EXCERPT:
Although Trump’s position on abortion is less consistent, he now acknowledges a commitment to the pro-life agenda, vowing to nominate pro-life justices to the US Supreme Court, approve legislation banning late-term abortions, etc.4 Since making this commitment, pro-choice lobbyists have sought to discredit Trump’s stance, leveraging classic arguments against the pro-life position. However, popular pro-choice arguments prove unreasonable, while simultaneously failing to discuss the fundamental moral questions associated with the practice of abortion. This brief essay demonstrates this point by analyzing a recent Self Magazine article titled, “I’m An Ob/Gyn and A Trump Presidency Scares Me—Here’s Why.”5


The Pro-Life Position is not “Anti-Science”

Dr. Gunter begins the debate by claiming (Trump’s) pro-life agenda is anti-science, yet never leverages any scientific evidence to refute the pro-life position.6 Instead, Dr. Gunter voices her rejection of the Pain-Capable Unborn Child Protection Act, which aims to outlaw elective abortions once the developing child is capable of feeling pain. Proponents of the bill argue that abortions after 20-weeks ought to be prohibited since medical evidence shows human fetuses react to touch by eight weeks after fertilization and painful stimuli after 20 weeks of gestation.7

Dr. Kanwaljeet Anand, professor of pediatrics, anesthesiology, and neurobiology, at the University of Tennessee Health Science Center, explains that not only can a fetus feel pain at 20-weeks, but the pain experienced is likely more severe than what would be experienced by an older child or an adult. Dr. Anand explains,

The human fetus possesses the ability to experience pain from 20 weeks of gestation, if not earlier, and the pain perceived by a fetus is possibly more intense than that perceived by term newborns or older children. . . . The highest density of pain receptors per square inch of skin in human development occurs in utero from 20 to 30 weeks gestation. During this period, the epidermis is still very thin, leaving nerve fibers closer to the surface of the skin than in older neonates and adults. Even though the fetus possesses excitatory pain mechanisms (receptors and fibers that recognize and respond to painful stimuli) before 20 weeks of gestation, the pain inhibitory mechanisms (fibers which dampen and modulate the experience of pain) do not begin to develop until 32-34 weeks of gestation. Thus, a fetus at 20 to 32 weeks of gestation would experience a much more intense pain than older infants or children or adults, when these age groups are subjected to similar types of injury or handling.8

State legislators acknowledge this as a valid argument, and 14 states have recently enacted similar legislation to prohibit abortion procedures after 20-weeks.9

Rather than providing evidence against this position and providing counterarguments for consideration, Dr. Gunter merely offers an empty assertion, arbitrarily dismissing the premise as a “flawed foundational principle.” Unfortunately, many readers probably failed to appreciate the irony of Dr. Gunter slandering the pro-life agenda as anti-science, while simultaneously failing to offer scientific evidence in support of her argument.

Saved entries
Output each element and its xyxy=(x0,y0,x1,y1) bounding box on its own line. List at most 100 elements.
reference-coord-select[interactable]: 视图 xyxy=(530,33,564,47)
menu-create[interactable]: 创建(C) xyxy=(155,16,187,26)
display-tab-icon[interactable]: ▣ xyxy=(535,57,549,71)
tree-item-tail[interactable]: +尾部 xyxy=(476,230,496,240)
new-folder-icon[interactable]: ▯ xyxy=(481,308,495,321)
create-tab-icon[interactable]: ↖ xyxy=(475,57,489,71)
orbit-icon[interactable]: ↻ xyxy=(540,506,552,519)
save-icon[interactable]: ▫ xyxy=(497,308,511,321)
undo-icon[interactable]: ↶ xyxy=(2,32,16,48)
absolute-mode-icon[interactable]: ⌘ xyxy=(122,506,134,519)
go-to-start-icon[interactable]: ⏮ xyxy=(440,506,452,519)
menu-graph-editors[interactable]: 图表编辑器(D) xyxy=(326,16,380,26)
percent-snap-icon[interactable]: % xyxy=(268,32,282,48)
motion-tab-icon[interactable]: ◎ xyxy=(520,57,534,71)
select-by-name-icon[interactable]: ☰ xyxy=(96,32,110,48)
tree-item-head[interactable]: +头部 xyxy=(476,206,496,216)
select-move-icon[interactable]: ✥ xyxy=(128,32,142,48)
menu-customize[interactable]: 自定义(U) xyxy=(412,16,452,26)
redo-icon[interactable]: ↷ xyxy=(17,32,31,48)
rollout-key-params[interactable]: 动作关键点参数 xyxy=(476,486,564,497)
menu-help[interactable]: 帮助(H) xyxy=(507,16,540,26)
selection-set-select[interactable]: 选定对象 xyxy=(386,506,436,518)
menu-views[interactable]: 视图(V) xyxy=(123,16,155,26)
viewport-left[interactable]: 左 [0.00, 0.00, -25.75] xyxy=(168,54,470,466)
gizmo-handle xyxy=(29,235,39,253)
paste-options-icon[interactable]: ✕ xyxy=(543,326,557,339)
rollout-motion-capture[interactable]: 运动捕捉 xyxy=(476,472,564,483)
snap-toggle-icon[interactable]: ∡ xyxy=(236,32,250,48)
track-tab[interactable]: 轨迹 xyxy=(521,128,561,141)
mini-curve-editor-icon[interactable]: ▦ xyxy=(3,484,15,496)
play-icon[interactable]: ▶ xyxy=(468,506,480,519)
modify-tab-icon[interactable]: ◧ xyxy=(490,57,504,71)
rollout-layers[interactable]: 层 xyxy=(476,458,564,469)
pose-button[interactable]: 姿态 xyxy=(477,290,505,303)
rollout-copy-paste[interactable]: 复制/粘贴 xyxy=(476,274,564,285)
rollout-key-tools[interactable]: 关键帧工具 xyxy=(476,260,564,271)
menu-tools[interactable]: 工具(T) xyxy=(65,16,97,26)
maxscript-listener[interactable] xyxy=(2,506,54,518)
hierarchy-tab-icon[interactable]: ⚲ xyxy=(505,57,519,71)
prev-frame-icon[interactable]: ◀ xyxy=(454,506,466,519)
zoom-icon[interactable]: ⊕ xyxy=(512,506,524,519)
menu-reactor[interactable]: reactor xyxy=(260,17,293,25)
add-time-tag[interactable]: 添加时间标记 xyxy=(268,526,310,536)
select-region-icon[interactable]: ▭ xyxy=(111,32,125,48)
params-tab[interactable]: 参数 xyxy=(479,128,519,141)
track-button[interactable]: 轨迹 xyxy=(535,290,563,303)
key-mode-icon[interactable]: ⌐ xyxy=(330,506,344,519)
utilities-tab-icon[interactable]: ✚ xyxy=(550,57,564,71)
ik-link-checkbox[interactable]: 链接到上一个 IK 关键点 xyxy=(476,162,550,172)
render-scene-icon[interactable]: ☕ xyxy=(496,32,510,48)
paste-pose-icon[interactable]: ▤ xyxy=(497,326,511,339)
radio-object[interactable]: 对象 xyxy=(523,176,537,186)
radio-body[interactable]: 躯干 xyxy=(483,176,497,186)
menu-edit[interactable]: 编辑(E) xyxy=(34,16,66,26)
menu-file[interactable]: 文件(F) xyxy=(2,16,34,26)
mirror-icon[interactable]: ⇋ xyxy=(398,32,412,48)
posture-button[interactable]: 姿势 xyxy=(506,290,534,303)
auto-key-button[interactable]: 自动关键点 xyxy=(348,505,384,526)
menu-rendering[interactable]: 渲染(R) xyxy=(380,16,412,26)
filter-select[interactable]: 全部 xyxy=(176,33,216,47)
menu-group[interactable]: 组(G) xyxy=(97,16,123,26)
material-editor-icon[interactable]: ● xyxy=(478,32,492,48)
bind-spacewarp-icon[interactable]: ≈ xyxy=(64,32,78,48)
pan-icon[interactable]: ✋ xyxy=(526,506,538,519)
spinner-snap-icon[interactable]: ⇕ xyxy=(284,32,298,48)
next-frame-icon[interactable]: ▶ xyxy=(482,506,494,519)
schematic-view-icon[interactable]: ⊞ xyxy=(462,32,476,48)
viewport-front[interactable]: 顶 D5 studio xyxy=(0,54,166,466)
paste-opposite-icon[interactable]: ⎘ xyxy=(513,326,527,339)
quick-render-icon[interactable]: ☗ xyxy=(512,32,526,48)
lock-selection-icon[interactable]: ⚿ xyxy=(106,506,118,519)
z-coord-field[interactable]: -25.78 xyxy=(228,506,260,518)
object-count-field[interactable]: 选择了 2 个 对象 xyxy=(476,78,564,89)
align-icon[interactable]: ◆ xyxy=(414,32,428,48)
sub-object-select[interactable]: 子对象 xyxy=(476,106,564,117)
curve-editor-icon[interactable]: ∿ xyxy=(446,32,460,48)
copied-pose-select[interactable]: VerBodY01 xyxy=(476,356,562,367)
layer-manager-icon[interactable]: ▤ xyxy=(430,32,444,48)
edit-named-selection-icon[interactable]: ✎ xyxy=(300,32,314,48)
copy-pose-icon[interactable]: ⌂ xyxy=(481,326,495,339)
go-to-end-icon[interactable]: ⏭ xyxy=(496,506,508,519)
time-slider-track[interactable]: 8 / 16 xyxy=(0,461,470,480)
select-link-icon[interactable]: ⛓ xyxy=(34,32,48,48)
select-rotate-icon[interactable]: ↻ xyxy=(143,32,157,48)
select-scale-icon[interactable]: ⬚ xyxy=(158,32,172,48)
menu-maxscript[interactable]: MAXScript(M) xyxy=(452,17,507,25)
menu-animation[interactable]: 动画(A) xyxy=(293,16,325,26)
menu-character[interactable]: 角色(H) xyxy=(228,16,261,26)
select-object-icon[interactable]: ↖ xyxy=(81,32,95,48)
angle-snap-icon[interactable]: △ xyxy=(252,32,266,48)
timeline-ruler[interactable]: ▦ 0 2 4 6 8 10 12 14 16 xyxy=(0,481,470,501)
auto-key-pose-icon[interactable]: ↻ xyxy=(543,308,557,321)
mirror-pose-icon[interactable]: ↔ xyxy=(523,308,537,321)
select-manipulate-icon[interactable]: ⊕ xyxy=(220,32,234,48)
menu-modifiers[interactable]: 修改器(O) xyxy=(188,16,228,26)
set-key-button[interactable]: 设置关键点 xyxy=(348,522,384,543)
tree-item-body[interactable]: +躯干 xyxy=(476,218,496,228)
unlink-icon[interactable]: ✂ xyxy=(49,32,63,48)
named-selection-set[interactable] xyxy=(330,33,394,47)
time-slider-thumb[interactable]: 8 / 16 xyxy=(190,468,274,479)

PARTS OF THE EXERCISE:
1. Answer these questions about the essay on the pro-life position:
(a) In which magazine did the article the essay analyzes appear?
(b) At which institution is Dr. Kanwaljeet Anand a professor?
(c) How many states have recently enacted legislation to prohibit abortion procedures after 20 weeks?
2. Print the essay on the pro-life position from "Rather than providing" to "of her argument.".
3. Write what comes next in the essay on the pro-life position, picking up after its final sentence.
This material has no connection to the essay on the pro-life position.

RESULTS OF THE TASKS:
1.
(a) Self Magazine
(b) The University of Tennessee Health Science Center
(c) 14

2.
Rather than providing evidence against this position and providing counterarguments for consideration, Dr. Gunter merely offers an empty assertion, arbitrarily dismissing the premise as a “flawed foundational principle.” Unfortunately, many readers probably failed to appreciate the irony of Dr. Gunter slandering the pro-life agenda as anti-science, while simultaneously failing to offer scientific evidence in support of her argument.

3.
Finally, the ability of a human fetus to recognize pain is entirely irrelevant to the fundamental morality of abortion itself. We do not legislate against murder because it is physically painful; we legislate against murder because it is the act of terminating a human life without just cause. It would be inconceivable to justify murder, as long as the killer ensured his victim did not feel any pain associated with the act of murder. Therefore, this question regarding pain merely serves as an indicator of our moral depravity, identifying how barbaric we have become as a people. As a nation, we have collectively declared abortion is socially acceptable. We have already approved ending human life without cause, the question is, will we continue to condone the practice knowing that it produces an extreme level of physical trauma culminating in the child’s death?


Common Pro-Choice Arguments Are Fallacious

Throughout her article, Dr. Gunter offers many fallacious arguments. This section will outline three common fallacies and will demonstrate how they fail to advance the pro-choice argument.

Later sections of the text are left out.